**Description of the task**
Pull every "SRMTID" line out of the data below.

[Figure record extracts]
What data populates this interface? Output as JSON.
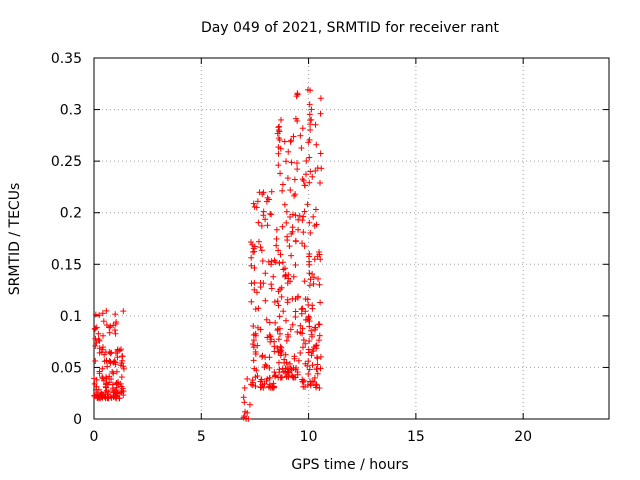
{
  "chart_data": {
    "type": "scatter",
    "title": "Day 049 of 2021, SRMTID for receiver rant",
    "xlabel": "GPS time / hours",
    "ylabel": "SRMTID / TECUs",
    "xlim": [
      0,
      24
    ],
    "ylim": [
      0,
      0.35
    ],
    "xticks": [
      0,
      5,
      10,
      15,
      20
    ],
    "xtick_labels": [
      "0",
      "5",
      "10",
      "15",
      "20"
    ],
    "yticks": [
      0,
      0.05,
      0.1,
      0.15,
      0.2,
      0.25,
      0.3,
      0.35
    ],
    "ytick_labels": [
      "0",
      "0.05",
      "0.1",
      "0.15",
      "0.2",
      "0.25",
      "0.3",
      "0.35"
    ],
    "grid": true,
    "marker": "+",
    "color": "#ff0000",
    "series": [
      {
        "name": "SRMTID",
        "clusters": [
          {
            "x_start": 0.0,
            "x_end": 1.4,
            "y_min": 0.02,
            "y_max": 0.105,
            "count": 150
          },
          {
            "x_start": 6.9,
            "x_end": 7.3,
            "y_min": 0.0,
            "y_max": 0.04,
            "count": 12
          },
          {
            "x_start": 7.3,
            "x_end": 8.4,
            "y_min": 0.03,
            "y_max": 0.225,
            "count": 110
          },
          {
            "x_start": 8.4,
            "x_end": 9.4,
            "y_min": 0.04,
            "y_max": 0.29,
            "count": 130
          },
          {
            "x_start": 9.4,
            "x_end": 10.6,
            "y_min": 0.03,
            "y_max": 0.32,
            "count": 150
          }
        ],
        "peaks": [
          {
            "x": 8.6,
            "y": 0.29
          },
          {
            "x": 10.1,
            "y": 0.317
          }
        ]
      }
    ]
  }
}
* * *
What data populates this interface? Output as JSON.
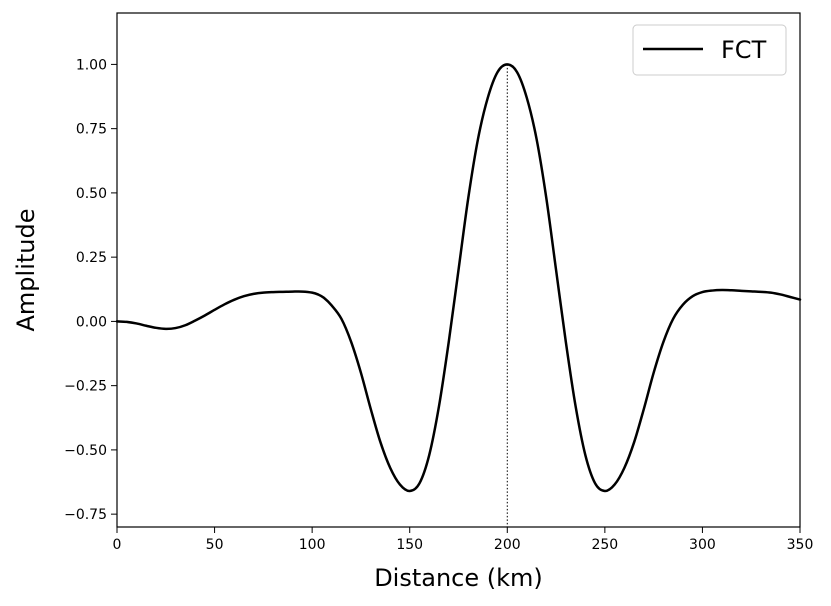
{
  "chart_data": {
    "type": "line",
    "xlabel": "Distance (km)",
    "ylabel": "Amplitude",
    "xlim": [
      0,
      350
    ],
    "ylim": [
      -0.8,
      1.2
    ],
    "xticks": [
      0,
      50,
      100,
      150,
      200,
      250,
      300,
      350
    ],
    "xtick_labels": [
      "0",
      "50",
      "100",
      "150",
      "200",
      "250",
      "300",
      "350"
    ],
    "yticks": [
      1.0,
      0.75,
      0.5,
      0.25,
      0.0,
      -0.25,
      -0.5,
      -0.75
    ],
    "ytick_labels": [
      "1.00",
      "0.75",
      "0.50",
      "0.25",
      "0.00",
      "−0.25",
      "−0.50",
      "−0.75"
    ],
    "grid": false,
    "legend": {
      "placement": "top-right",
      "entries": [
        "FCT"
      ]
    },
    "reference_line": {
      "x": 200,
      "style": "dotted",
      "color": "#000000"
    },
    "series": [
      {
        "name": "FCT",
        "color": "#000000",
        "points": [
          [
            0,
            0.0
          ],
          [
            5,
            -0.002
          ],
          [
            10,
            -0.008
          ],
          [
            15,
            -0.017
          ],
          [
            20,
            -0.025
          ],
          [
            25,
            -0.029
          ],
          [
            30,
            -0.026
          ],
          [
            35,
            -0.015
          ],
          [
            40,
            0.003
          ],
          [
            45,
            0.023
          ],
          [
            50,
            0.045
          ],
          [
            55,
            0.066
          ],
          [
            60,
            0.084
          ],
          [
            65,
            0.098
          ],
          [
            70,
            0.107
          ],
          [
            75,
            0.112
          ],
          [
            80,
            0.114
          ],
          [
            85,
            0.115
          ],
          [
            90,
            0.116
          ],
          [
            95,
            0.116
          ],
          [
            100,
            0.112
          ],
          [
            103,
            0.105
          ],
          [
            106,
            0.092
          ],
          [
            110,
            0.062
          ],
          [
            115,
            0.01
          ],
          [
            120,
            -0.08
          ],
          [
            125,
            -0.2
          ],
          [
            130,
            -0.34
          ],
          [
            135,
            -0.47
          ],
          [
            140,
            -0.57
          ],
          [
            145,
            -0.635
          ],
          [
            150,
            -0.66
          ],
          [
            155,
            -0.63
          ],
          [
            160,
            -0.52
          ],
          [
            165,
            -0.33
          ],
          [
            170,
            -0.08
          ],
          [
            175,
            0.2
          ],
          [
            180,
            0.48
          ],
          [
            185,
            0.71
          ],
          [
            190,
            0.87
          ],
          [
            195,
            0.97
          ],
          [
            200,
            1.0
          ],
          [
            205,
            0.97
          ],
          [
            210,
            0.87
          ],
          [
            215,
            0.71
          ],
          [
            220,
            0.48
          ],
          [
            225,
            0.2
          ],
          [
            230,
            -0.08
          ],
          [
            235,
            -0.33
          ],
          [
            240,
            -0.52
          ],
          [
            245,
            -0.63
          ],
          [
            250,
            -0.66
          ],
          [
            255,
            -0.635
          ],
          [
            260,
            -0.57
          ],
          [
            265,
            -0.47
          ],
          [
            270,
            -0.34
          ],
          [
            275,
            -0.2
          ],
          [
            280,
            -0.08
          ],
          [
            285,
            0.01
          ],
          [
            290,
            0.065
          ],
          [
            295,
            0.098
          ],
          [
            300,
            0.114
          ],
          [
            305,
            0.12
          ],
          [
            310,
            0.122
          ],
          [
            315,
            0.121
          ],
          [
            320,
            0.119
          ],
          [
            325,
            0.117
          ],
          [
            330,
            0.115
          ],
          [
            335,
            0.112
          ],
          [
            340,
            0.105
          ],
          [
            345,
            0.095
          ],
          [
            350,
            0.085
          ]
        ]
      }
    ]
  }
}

**The output**
    "title": "Day 049 of 2021, SRMTID for receiver rant",
    "ylabel": "SRMTID / TECUs",
        "name": "SRMTID",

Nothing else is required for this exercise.